*TASK INSTRUCTIONS*
The entries below should be output exactly as written.

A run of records
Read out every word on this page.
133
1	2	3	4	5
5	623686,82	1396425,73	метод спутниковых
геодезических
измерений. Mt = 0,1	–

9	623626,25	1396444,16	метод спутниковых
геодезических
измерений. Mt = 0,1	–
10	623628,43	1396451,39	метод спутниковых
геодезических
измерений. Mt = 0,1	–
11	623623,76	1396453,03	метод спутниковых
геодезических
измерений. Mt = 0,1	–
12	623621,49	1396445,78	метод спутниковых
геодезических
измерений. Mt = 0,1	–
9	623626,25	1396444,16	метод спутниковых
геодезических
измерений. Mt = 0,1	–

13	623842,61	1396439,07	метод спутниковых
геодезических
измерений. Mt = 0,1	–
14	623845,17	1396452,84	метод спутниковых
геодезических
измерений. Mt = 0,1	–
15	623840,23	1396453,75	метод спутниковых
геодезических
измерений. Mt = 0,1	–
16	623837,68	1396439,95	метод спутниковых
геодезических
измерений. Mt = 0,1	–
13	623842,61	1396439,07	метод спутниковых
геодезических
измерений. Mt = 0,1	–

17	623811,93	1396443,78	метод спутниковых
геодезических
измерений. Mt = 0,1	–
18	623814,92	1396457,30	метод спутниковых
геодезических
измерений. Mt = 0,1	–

*FINISHED TASK*
Read out every word on this page.
133
1	2	3	4	5
5	623686,82	1396425,73	метод спутниковых
геодезических
измерений. Mt = 0,1	–

9	623626,25	1396444,16	метод спутниковых
геодезических
измерений. Mt = 0,1	–
10	623628,43	1396451,39	метод спутниковых
геодезических
измерений. Mt = 0,1	–
11	623623,76	1396453,03	метод спутниковых
геодезических
измерений. Mt = 0,1	–
12	623621,49	1396445,78	метод спутниковых
геодезических
измерений. Mt = 0,1	–
9	623626,25	1396444,16	метод спутниковых
геодезических
измерений. Mt = 0,1	–

13	623842,61	1396439,07	метод спутниковых
геодезических
измерений. Mt = 0,1	–
14	623845,17	1396452,84	метод спутниковых
геодезических
измерений. Mt = 0,1	–
15	623840,23	1396453,75	метод спутниковых
геодезических
измерений. Mt = 0,1	–
16	623837,68	1396439,95	метод спутниковых
геодезических
измерений. Mt = 0,1	–
13	623842,61	1396439,07	метод спутниковых
геодезических
измерений. Mt = 0,1	–

17	623811,93	1396443,78	метод спутниковых
геодезических
измерений. Mt = 0,1	–
18	623814,92	1396457,30	метод спутниковых
геодезических
измерений. Mt = 0,1	–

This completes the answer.